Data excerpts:
>>>
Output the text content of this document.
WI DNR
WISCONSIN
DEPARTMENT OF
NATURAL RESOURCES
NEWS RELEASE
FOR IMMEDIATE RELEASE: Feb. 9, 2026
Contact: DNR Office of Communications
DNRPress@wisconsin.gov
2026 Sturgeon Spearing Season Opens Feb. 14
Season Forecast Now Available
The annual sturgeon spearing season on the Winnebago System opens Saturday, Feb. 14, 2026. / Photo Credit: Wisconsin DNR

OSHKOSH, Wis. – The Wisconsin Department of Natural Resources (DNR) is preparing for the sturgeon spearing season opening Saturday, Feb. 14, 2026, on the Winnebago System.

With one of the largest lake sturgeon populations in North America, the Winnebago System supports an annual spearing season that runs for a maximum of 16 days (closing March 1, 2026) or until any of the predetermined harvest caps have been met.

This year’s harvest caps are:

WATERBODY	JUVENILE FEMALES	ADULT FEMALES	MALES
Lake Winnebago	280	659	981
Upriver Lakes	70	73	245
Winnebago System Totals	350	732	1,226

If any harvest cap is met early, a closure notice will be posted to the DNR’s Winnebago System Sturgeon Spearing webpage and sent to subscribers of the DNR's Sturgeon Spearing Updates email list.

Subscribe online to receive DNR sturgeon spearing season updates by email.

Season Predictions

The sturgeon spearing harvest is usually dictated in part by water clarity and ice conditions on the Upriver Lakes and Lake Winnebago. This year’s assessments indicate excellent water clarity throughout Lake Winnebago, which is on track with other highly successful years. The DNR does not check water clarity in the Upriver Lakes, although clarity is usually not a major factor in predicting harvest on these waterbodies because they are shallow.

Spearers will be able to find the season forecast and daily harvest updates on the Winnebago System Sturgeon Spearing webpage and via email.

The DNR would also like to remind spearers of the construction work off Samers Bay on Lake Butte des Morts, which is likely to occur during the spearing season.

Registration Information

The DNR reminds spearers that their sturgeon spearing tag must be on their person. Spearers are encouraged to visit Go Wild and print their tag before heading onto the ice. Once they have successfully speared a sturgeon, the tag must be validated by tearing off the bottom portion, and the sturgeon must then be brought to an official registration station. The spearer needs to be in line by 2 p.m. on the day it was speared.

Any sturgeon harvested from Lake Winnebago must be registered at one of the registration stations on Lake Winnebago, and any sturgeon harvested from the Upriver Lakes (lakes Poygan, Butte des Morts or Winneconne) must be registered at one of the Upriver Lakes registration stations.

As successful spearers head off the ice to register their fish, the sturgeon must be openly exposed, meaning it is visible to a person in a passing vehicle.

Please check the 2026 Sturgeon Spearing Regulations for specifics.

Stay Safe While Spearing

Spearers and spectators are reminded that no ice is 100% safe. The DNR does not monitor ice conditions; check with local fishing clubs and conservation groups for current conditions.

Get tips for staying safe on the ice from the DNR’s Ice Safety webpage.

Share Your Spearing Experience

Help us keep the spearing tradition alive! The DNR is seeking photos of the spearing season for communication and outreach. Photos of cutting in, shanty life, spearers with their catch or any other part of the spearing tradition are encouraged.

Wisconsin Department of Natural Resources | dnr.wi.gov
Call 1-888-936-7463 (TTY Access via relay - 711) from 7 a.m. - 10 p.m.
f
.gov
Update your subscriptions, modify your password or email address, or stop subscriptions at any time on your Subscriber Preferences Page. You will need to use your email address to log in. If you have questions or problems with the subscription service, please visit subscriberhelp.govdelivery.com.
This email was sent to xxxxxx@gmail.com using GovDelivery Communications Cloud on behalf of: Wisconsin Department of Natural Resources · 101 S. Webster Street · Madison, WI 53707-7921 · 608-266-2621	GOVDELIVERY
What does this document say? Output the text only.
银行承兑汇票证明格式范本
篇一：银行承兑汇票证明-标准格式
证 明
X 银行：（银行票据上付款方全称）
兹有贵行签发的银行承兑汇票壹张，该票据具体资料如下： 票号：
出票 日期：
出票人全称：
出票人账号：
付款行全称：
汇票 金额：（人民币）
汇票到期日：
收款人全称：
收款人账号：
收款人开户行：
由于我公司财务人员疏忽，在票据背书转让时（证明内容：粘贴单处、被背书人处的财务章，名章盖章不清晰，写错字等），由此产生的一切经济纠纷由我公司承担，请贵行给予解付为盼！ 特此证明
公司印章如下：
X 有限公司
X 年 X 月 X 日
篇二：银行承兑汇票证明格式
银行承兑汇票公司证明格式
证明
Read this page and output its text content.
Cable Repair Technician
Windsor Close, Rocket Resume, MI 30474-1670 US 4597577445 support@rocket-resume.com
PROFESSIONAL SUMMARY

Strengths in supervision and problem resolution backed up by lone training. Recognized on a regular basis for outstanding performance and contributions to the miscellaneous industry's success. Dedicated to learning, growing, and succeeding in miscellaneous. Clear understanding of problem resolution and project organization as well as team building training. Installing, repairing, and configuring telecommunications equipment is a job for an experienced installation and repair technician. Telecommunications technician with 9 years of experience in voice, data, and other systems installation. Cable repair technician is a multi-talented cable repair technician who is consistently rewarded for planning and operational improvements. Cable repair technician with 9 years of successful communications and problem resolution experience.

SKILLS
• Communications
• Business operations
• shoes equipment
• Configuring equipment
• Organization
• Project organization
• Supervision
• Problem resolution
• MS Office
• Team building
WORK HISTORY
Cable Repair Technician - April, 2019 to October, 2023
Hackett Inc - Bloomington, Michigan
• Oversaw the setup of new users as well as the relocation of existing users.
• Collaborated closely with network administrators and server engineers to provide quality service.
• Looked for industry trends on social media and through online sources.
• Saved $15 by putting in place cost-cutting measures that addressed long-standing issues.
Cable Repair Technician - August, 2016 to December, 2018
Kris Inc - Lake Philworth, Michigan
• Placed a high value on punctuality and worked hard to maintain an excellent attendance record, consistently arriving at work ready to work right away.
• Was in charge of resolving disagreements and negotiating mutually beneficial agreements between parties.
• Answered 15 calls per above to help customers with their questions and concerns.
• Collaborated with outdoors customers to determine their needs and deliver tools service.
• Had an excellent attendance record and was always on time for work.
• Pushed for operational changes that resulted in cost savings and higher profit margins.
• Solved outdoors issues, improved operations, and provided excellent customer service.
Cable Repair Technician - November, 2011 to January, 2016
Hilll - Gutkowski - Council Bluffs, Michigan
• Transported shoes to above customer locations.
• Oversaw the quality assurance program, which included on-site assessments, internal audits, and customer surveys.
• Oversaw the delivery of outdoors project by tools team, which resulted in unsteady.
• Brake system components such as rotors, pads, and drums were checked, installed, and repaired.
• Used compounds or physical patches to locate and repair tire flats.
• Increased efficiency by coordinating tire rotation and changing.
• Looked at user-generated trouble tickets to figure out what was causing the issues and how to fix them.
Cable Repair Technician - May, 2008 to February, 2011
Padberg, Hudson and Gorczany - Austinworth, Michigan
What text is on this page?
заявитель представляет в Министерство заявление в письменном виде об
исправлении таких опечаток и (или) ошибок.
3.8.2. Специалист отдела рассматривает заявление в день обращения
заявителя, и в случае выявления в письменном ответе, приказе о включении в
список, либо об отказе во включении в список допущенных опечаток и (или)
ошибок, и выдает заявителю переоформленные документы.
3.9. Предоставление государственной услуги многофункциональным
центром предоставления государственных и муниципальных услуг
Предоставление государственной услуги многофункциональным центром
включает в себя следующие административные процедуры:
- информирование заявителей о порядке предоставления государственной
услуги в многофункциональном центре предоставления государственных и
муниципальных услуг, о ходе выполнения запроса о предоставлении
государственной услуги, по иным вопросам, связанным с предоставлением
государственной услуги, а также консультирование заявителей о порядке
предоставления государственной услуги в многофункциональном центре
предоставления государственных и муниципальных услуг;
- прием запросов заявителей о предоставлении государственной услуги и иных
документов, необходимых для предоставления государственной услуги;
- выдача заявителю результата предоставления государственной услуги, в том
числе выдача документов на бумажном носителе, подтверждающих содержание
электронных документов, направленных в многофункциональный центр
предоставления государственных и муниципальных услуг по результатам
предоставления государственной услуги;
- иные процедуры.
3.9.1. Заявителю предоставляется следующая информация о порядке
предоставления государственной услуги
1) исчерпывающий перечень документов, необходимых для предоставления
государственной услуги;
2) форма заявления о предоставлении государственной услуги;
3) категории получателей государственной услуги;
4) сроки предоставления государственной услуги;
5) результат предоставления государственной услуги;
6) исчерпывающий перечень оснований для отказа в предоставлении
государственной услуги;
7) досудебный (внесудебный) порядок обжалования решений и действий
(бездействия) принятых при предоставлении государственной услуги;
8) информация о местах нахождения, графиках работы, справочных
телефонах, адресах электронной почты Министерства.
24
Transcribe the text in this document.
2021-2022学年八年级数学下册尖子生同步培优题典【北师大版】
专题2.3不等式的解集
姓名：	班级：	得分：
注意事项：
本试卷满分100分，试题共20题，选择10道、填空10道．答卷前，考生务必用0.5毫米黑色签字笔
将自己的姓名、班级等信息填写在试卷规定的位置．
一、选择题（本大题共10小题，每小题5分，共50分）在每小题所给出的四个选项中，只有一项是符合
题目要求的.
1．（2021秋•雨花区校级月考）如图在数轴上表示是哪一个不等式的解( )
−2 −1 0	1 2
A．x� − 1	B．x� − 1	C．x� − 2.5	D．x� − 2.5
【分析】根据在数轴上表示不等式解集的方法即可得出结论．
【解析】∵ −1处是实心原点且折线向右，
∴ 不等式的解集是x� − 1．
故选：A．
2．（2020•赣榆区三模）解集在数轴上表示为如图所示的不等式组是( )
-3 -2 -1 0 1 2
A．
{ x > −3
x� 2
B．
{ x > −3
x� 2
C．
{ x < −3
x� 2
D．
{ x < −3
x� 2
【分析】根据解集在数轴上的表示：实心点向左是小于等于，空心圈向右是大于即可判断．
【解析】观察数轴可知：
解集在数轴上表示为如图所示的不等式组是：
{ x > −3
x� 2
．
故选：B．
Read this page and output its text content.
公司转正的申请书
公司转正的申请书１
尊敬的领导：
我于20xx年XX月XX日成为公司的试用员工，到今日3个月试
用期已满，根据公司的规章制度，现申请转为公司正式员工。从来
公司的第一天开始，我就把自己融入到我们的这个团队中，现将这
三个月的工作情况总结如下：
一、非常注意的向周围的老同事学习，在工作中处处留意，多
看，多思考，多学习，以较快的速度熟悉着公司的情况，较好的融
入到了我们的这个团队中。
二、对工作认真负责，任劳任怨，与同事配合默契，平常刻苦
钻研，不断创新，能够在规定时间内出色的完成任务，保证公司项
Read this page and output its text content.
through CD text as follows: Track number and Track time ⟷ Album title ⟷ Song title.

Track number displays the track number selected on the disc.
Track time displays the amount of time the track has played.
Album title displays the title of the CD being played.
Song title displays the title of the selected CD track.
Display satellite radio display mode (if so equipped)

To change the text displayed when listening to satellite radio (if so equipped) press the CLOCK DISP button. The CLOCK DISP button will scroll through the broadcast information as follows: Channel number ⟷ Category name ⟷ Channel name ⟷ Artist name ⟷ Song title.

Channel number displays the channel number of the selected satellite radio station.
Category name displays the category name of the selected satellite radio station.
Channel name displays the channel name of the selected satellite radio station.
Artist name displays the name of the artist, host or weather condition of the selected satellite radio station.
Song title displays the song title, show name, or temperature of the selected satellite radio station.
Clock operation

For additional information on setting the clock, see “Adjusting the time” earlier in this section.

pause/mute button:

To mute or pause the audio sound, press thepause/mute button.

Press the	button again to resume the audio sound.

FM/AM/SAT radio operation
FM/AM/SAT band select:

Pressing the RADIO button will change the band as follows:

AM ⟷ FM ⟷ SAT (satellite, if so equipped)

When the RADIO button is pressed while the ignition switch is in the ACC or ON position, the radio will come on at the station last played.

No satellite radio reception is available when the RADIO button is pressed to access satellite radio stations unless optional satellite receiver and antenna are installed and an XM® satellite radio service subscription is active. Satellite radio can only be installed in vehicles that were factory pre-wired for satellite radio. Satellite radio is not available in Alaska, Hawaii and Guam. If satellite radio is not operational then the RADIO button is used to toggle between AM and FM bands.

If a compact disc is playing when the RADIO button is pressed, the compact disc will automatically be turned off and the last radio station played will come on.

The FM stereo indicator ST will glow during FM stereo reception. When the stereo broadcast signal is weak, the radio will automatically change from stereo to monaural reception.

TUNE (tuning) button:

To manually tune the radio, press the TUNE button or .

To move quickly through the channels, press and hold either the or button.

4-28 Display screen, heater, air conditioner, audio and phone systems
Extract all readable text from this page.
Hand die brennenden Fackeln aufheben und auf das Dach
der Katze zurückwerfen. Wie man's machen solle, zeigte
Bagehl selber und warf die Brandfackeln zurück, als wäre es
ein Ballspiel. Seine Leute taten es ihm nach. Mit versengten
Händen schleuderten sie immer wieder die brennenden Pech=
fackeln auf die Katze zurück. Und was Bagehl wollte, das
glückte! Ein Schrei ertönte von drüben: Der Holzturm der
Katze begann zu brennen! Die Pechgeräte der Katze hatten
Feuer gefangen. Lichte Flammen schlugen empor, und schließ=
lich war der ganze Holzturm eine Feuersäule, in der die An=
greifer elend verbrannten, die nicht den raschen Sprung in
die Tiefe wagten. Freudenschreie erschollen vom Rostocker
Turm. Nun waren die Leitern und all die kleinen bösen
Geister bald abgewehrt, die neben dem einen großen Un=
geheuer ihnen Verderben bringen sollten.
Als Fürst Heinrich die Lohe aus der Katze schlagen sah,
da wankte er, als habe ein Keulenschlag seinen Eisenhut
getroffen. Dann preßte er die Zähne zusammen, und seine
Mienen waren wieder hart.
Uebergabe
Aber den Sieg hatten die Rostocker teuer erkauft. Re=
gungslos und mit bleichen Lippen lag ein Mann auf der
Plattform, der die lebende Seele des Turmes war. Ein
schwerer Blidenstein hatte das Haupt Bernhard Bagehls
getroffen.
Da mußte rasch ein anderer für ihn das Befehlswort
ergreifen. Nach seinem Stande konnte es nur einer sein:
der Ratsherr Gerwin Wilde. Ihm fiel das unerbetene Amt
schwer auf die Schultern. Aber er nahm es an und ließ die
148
<<<
- _The request_
Using the records above, gather all lines where the string "person" is present.

- _Final result_
The DNR reminds spearers that their sturgeon spearing tag must be on their person. Spearers are encouraged to visit Go Wild and print their tag before heading onto the ice. Once they have successfully speared a sturgeon, the tag must be validated by tearing off the bottom portion, and the sturgeon must then be brought to an official registration station. The spearer needs to be in line by 2 p.m. on the day it was speared.
As successful spearers head off the ice to register their fish, the sturgeon must be openly exposed, meaning it is visible to a person in a passing vehicle.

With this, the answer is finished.